WRITTEN REQUEST » Will you extract the entries word for word? Images should not appear in the copy.

Data listing »

* * *

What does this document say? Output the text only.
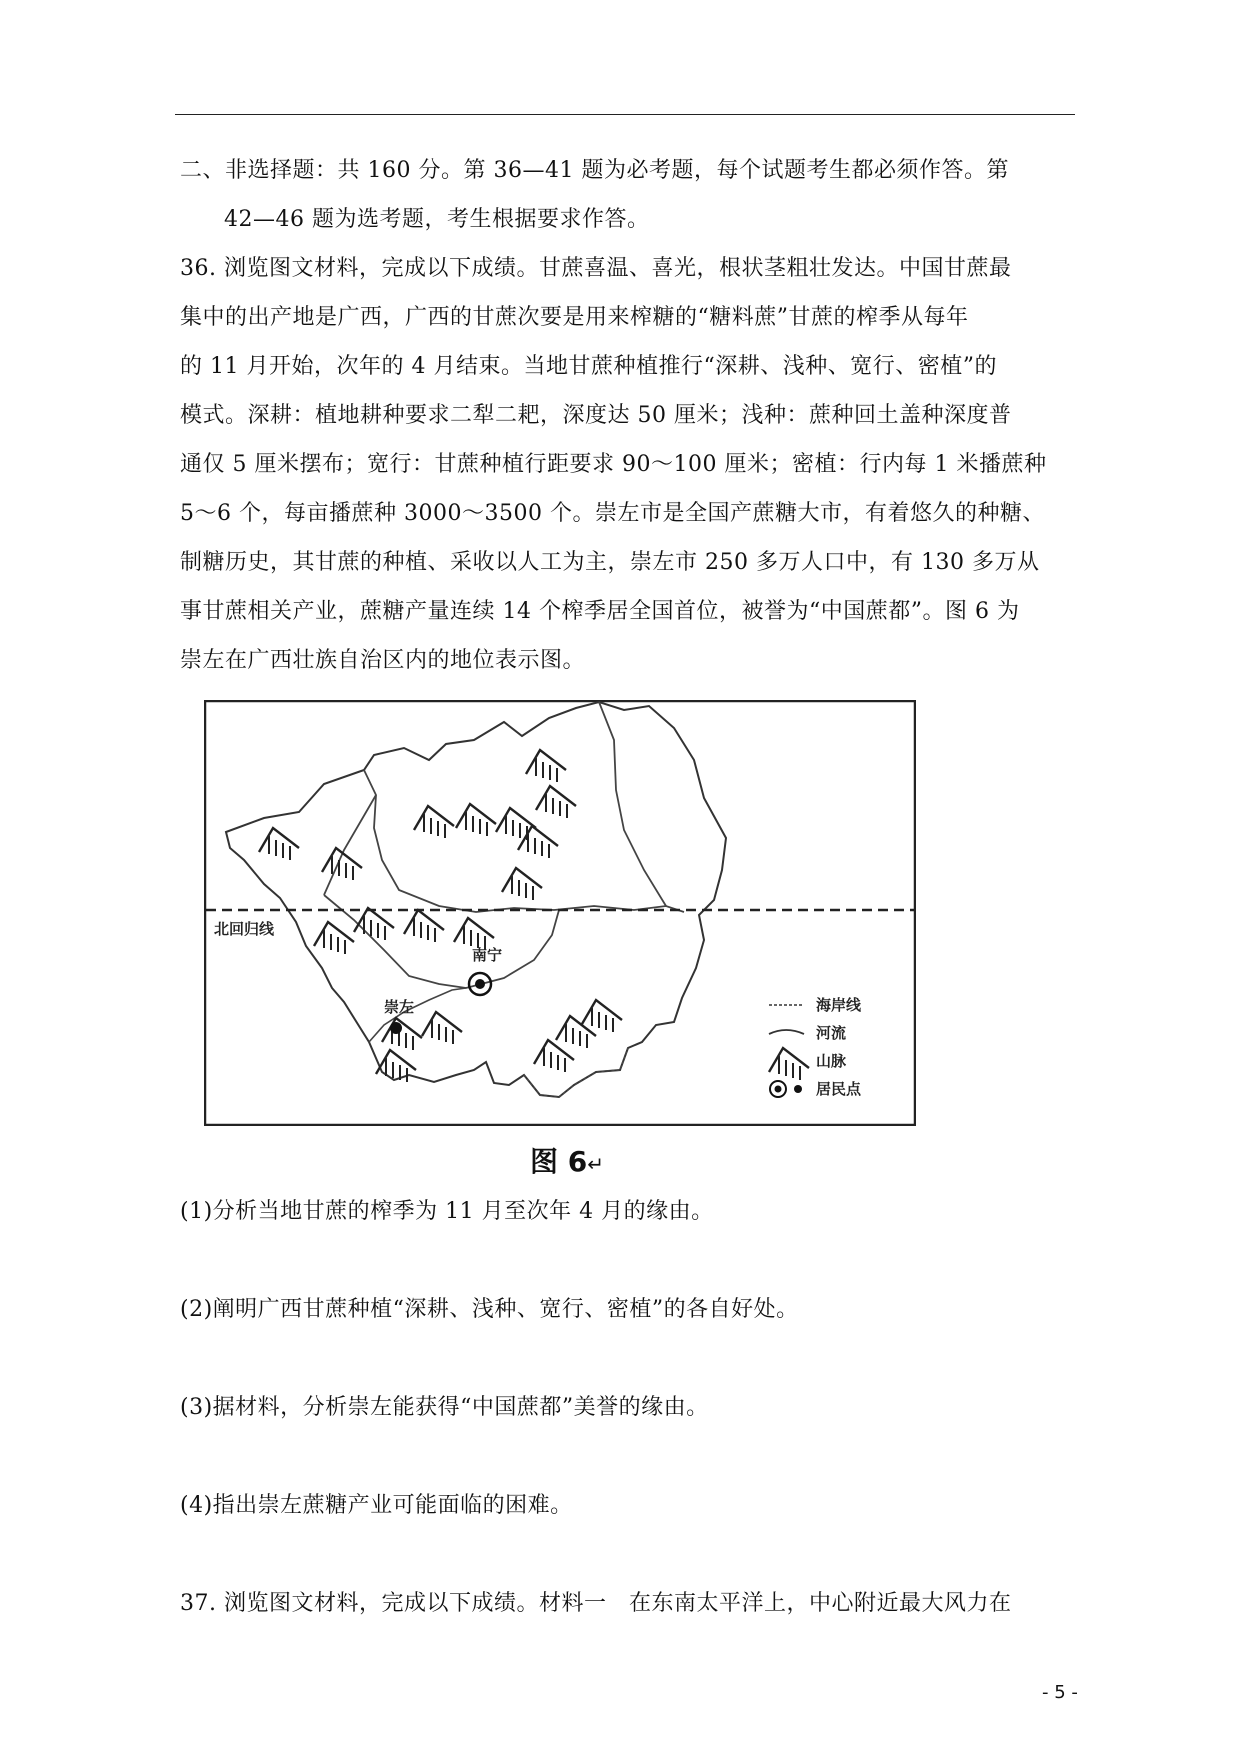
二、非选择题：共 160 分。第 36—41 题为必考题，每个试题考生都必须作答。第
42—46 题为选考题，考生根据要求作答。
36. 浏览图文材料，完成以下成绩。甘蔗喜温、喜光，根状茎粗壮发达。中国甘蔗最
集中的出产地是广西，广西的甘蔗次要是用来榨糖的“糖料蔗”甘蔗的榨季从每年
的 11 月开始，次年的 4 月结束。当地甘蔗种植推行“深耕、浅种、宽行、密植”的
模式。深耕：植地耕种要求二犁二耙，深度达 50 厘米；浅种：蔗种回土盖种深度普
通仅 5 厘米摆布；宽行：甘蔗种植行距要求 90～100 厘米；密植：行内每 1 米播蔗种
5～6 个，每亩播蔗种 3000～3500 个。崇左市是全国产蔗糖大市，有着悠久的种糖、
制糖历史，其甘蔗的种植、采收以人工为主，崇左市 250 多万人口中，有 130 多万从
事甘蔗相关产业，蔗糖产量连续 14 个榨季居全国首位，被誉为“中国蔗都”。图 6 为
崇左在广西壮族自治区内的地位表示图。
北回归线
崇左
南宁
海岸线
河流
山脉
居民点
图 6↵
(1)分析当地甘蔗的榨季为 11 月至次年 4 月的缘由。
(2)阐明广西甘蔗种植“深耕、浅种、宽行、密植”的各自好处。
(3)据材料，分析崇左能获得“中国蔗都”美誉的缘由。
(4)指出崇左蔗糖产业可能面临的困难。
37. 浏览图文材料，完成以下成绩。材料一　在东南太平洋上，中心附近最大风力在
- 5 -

* * *

FINISHED TASK »
What does this document say? Output the text only.
二、非选择题：共 160 分。第 36—41 题为必考题，每个试题考生都必须作答。第
42—46 题为选考题，考生根据要求作答。
36. 浏览图文材料，完成以下成绩。甘蔗喜温、喜光，根状茎粗壮发达。中国甘蔗最
集中的出产地是广西，广西的甘蔗次要是用来榨糖的“糖料蔗”甘蔗的榨季从每年
的 11 月开始，次年的 4 月结束。当地甘蔗种植推行“深耕、浅种、宽行、密植”的
模式。深耕：植地耕种要求二犁二耙，深度达 50 厘米；浅种：蔗种回土盖种深度普
通仅 5 厘米摆布；宽行：甘蔗种植行距要求 90～100 厘米；密植：行内每 1 米播蔗种
5～6 个，每亩播蔗种 3000～3500 个。崇左市是全国产蔗糖大市，有着悠久的种糖、
制糖历史，其甘蔗的种植、采收以人工为主，崇左市 250 多万人口中，有 130 多万从
事甘蔗相关产业，蔗糖产量连续 14 个榨季居全国首位，被誉为“中国蔗都”。图 6 为
崇左在广西壮族自治区内的地位表示图。
北回归线
崇左
南宁
海岸线
河流
山脉
居民点
图 6↵
(1)分析当地甘蔗的榨季为 11 月至次年 4 月的缘由。
(2)阐明广西甘蔗种植“深耕、浅种、宽行、密植”的各自好处。
(3)据材料，分析崇左能获得“中国蔗都”美誉的缘由。
(4)指出崇左蔗糖产业可能面临的困难。
37. 浏览图文材料，完成以下成绩。材料一　在东南太平洋上，中心附近最大风力在
- 5 -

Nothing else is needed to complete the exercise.